• _EXTRACTED RECORDS_
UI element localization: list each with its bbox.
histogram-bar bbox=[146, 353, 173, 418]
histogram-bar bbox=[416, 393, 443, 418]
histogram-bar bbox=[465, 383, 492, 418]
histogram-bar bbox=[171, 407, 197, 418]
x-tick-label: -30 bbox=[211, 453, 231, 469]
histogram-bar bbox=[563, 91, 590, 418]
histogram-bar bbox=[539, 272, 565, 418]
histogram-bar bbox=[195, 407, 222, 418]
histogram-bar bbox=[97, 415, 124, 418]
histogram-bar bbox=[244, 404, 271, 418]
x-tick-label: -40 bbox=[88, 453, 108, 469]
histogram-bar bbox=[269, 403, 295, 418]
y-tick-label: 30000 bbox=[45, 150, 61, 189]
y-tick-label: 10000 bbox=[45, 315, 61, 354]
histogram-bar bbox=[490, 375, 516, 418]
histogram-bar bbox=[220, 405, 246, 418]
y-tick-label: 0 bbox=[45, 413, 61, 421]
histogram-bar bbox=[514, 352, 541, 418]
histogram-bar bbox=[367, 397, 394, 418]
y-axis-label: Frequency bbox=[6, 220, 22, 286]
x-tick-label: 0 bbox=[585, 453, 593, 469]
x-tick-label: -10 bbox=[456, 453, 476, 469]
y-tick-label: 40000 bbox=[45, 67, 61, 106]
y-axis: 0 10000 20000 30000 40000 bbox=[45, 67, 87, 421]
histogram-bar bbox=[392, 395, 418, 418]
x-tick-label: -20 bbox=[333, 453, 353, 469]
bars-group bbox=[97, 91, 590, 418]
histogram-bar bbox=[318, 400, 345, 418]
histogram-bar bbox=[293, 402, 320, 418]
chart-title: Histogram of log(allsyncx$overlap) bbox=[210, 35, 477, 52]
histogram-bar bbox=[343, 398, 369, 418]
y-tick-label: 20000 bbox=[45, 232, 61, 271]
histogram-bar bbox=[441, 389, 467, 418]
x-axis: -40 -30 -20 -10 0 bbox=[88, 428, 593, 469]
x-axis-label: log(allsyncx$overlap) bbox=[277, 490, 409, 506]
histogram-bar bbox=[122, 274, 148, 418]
==
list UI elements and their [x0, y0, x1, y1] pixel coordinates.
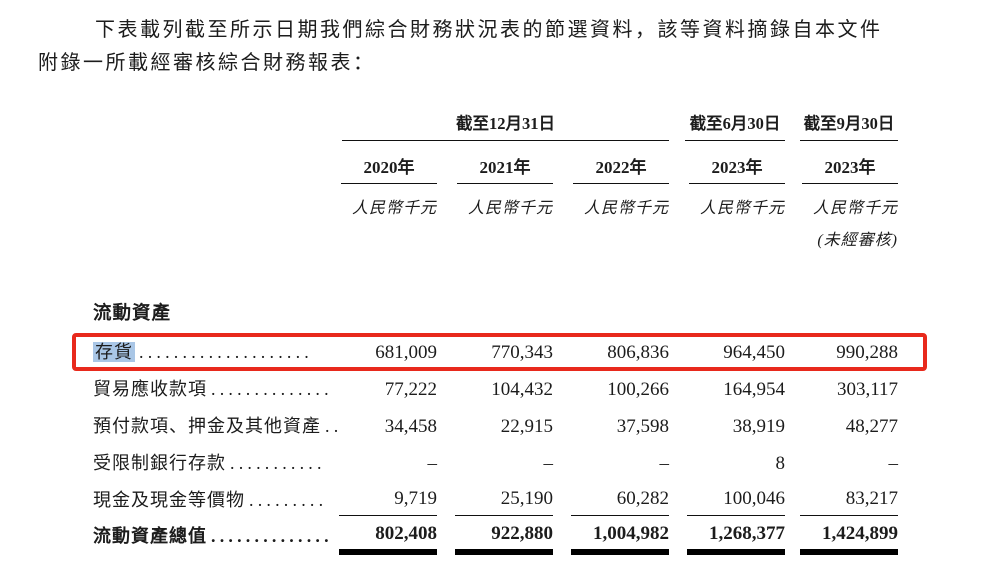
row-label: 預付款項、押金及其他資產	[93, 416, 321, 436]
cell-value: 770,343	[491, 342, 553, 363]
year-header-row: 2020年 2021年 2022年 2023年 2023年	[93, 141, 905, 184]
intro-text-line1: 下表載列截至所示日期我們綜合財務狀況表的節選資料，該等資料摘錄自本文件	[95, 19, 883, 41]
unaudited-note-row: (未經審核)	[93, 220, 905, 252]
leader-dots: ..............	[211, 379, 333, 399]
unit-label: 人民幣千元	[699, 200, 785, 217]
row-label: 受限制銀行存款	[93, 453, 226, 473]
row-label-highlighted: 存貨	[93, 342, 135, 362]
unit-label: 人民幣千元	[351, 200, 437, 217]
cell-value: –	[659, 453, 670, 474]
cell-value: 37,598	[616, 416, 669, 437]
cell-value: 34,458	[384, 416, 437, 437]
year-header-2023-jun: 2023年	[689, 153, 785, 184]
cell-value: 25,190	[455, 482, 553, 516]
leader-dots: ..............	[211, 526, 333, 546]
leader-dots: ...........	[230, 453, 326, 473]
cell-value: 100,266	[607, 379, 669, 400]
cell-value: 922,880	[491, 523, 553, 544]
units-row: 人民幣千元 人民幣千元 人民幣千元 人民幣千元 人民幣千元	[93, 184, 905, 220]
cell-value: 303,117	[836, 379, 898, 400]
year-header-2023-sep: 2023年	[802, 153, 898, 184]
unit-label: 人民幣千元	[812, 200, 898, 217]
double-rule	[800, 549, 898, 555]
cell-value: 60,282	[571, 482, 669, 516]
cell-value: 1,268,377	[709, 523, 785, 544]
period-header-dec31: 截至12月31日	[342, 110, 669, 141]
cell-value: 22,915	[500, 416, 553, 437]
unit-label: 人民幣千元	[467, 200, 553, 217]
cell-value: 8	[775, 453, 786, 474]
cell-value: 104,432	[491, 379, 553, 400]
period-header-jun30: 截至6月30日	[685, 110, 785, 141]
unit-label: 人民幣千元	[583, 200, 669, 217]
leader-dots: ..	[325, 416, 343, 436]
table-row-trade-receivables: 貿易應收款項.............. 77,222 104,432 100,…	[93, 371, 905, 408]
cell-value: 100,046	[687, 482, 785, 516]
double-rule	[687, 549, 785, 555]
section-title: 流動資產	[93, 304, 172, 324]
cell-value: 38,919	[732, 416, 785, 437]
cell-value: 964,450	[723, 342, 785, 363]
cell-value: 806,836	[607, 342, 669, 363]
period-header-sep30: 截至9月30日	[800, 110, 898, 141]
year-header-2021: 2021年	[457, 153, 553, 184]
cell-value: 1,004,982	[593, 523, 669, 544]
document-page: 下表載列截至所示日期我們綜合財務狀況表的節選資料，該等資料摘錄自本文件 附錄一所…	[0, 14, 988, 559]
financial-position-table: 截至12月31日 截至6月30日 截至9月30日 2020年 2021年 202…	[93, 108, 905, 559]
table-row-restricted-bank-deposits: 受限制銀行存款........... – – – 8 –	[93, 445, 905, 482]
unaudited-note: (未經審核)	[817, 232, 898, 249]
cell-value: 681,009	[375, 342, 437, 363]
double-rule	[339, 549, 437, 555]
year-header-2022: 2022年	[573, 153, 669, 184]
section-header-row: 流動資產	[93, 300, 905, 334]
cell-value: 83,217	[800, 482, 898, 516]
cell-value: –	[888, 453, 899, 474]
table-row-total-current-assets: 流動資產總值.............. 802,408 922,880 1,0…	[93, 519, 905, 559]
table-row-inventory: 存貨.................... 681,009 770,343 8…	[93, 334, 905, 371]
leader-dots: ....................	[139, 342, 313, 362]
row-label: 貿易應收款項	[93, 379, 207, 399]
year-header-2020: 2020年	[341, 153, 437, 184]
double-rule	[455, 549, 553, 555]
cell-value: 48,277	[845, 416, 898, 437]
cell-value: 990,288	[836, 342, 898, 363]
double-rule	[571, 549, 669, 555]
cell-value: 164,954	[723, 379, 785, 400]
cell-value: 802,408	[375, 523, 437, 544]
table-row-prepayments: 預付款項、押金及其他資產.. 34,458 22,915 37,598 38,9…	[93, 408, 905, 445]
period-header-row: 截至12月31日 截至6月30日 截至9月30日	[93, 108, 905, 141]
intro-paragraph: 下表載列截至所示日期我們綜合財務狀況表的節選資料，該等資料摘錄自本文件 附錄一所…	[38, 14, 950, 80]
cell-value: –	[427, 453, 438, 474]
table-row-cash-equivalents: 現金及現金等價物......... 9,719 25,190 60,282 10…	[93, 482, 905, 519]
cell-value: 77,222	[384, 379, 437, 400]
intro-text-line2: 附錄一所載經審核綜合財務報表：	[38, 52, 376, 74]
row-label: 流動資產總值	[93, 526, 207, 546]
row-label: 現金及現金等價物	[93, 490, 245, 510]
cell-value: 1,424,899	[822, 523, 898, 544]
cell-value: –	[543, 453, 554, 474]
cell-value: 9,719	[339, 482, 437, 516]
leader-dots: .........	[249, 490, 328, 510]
* * *
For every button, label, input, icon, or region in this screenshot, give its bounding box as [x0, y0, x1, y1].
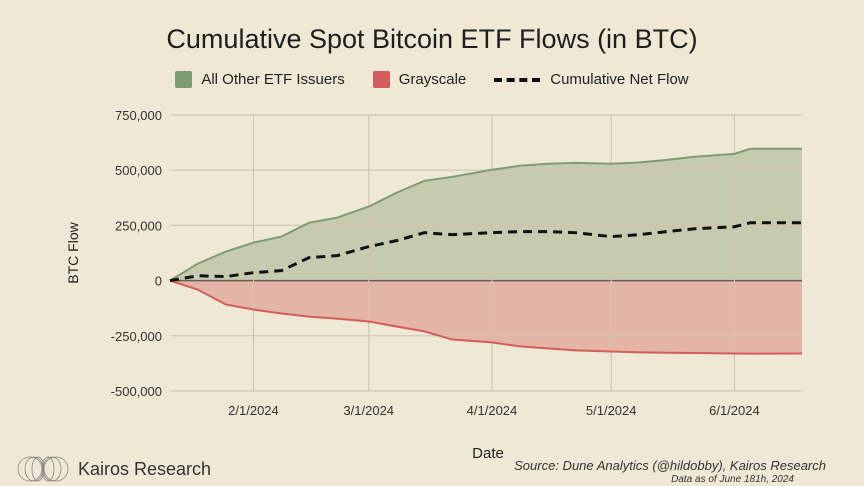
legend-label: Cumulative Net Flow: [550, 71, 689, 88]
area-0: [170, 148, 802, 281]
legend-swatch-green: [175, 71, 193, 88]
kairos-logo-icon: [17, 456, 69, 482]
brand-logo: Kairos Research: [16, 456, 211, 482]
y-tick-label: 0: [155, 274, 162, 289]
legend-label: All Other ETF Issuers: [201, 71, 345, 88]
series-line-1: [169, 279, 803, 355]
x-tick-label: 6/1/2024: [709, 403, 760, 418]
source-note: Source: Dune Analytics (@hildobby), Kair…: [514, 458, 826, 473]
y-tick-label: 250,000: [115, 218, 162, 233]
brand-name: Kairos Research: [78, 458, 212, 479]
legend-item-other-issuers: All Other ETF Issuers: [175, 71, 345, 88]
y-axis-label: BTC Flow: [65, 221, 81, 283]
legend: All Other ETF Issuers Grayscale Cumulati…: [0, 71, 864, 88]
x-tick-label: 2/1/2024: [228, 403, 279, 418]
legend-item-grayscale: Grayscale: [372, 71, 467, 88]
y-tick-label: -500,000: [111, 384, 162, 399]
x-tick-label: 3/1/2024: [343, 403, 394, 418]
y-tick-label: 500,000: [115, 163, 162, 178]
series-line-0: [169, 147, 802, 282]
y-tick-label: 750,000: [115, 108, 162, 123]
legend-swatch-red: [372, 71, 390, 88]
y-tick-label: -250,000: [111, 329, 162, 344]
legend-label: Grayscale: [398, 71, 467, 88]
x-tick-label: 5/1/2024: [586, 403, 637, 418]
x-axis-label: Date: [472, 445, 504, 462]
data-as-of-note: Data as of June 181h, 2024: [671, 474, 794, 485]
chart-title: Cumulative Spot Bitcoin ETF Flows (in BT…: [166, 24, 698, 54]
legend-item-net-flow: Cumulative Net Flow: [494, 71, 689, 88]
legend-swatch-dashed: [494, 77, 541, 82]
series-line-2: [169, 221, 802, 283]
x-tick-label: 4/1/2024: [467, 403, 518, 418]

• _DIRECTIONS_
Copy each line of the data above that contains the string "allsyncx".

• _RESULT_
chart-title: Histogram of log(allsyncx$overlap) bbox=[210, 35, 477, 52]
x-axis-label: log(allsyncx$overlap) bbox=[277, 490, 409, 506]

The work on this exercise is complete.